• **Requirement A**: In the court opinion excerpt below, what did Michael Hill testify that he and the defendant did on the day of the killing?
• **Requirement B**: List every case name cited in the court opinion excerpt below.
• **Requirement C**: From the court opinion excerpt below, reproduce word for word the passage that opens with the words containing "We conclude, therefore, that" and closes with "SE2d 663) (1983).".

[[ Excerpted text open ]]

Evidence is not inadmissible “simply because it might incidentally reflect on the defendant’s character.” Felker v. State, [252 Ga. 351, 365 (314 SE2d 621) (1984)]. Any evidence establishing that a defendant has committed the crimes for which he is being tried . . . will inevitably say something about his character. What is forbidden is the introduction by the state in the first instance of evidence whose sole relevance to the crime charged is that it tends to show that the defendant has bad character. . . . [Frazier v. State, 257 Ga. 690, 698 (362 SE2d 351) (1987).]

*98 See generally Jones v. State, 257 Ga. 753 (363 SE2d 529) (1988). Michael Hill’s testimony he and the defendant used drugs and alcohol on the day of the killing was relevant evidence of the defendant’s state of mind and admissible as part of the res gestae. Whether the effects due to their use may have worn off by the time of the killing was a question for the jury to decide. Johnson v. State, 232 Ga. 61 (4) (205 SE2d 190) (1974). Thus, this evidence was admissible even though it incidentally placed the defendant’s character in issue.

The unsolicited statements of Michael Shelton, on the other hand, fall into the category of inadmissible evidence. Any error, however, was alleviated by the admonition of the trial court to the jury to disregard the evidence and was harmless in light of the defendant’s statement to Michael Shelton he killed the victim in order to rob him of money for drugs and the res gestae testimony of Michael Hill. Woods v. State, 233 Ga. 495, 498 (212 SE2d 322) (1975).

Furthermore, the defendant failed to preserve this issue for appeal by renewing his motion for mistrial after the curative instructions by the trial court. Jackson v. State, 248 Ga. 480 (2) (284 SE2d 267) (1981).

We conclude, therefore, that the trial court’s refusal to grant the motion for mistrial was not an abuse of discretion. Sabel v. State, 250 Ga. 640, 644 (300 SE2d 663) (1983).

[[ Excerpted text closed ]]
[[ Stored data open ]]

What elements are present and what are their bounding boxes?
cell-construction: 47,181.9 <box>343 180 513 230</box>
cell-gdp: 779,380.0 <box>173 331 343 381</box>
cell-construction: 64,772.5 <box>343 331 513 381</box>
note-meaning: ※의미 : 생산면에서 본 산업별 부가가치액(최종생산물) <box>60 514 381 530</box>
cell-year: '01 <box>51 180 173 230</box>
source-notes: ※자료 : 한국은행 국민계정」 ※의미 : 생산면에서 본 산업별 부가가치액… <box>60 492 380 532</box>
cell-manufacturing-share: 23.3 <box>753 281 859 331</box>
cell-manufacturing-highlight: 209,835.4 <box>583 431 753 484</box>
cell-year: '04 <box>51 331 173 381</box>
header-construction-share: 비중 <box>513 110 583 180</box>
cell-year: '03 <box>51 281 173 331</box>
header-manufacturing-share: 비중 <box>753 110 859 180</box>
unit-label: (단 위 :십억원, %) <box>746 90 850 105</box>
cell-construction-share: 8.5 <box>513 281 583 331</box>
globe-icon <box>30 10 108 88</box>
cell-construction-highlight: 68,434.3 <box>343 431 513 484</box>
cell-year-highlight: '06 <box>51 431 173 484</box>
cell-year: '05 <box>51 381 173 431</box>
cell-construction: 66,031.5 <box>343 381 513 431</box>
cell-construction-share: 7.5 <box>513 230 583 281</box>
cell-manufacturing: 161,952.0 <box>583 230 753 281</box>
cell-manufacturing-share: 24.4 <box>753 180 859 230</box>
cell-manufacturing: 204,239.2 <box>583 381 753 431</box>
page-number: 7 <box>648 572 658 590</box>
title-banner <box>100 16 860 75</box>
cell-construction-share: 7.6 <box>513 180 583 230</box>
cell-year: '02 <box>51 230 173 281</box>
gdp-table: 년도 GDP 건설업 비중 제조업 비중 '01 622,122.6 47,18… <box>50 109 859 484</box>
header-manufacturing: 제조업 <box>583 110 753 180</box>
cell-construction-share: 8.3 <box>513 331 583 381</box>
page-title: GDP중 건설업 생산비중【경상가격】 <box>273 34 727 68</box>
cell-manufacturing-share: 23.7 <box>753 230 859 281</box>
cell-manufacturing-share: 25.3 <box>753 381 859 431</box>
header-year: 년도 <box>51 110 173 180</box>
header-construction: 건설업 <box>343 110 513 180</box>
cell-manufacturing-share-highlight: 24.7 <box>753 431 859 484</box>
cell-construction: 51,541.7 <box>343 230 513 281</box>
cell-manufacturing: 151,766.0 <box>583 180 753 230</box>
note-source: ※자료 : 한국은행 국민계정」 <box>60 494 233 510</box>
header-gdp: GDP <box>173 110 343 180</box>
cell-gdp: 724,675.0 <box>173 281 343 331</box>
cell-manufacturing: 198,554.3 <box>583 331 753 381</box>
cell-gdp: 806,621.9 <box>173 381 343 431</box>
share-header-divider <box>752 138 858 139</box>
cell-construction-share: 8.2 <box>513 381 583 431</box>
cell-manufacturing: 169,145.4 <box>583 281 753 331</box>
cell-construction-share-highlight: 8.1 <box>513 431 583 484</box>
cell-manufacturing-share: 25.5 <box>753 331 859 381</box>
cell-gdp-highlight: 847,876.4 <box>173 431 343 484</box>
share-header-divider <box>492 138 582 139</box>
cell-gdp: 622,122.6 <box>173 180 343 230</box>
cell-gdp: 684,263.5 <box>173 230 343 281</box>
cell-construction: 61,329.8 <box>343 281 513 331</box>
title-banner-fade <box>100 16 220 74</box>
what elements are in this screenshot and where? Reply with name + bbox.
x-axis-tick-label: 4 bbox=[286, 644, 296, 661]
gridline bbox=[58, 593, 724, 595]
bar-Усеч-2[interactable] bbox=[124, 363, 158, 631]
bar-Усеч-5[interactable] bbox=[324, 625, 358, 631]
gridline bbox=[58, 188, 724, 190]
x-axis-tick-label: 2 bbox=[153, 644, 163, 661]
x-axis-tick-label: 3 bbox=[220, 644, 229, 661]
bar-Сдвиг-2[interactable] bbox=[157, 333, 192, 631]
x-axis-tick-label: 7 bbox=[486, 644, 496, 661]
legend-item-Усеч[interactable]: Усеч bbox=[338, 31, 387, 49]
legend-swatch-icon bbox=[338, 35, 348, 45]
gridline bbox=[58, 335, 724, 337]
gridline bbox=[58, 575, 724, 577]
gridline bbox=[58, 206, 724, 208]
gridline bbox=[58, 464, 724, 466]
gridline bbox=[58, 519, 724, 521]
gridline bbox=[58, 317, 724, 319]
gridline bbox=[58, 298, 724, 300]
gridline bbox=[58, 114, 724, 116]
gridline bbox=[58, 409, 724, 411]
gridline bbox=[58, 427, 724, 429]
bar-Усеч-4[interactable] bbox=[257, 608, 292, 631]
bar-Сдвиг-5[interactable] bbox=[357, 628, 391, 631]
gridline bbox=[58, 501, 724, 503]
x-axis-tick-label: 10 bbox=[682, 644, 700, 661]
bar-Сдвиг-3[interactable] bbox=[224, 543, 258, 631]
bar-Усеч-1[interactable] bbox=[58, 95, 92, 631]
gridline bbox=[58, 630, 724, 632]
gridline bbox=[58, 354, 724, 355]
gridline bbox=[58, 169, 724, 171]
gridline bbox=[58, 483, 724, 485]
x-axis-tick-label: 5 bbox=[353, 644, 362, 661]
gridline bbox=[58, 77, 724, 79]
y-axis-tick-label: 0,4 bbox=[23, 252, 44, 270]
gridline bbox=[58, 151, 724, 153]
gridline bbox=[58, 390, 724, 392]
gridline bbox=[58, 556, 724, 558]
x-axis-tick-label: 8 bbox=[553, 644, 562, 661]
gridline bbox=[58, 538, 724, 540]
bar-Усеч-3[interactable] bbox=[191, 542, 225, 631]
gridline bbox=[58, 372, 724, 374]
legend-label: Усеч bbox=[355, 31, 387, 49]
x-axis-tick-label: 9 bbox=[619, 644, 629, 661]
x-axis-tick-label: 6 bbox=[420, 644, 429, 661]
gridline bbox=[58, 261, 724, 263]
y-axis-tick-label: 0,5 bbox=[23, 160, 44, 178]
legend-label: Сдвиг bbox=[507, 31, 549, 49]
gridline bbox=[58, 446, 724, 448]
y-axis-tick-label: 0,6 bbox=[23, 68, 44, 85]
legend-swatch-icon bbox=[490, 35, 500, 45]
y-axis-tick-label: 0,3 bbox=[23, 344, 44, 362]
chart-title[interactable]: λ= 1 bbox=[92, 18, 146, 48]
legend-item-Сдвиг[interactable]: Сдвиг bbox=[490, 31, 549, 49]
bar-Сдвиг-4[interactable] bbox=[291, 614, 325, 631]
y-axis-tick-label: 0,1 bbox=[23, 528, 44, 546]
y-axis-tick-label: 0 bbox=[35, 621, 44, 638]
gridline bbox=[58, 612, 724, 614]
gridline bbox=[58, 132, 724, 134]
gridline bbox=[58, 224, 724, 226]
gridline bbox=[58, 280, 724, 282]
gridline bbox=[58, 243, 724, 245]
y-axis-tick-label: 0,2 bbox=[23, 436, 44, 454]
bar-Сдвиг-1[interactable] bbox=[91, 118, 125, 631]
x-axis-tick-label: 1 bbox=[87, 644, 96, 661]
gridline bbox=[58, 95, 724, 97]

[[ Stored data closed ]]

• **Your solution A**: They used drugs and alcohol.

• **Your solution B**:
Felker v. State
Frazier v. State
Jones v. State
Johnson v. State
Woods v. State
Jackson v. State
Sabel v. State

• **Your solution C**:
We conclude, therefore, that the trial court’s refusal to grant the motion for mistrial was not an abuse of discretion. Sabel v. State, 250 Ga. 640, 644 (300 SE2d 663) (1983).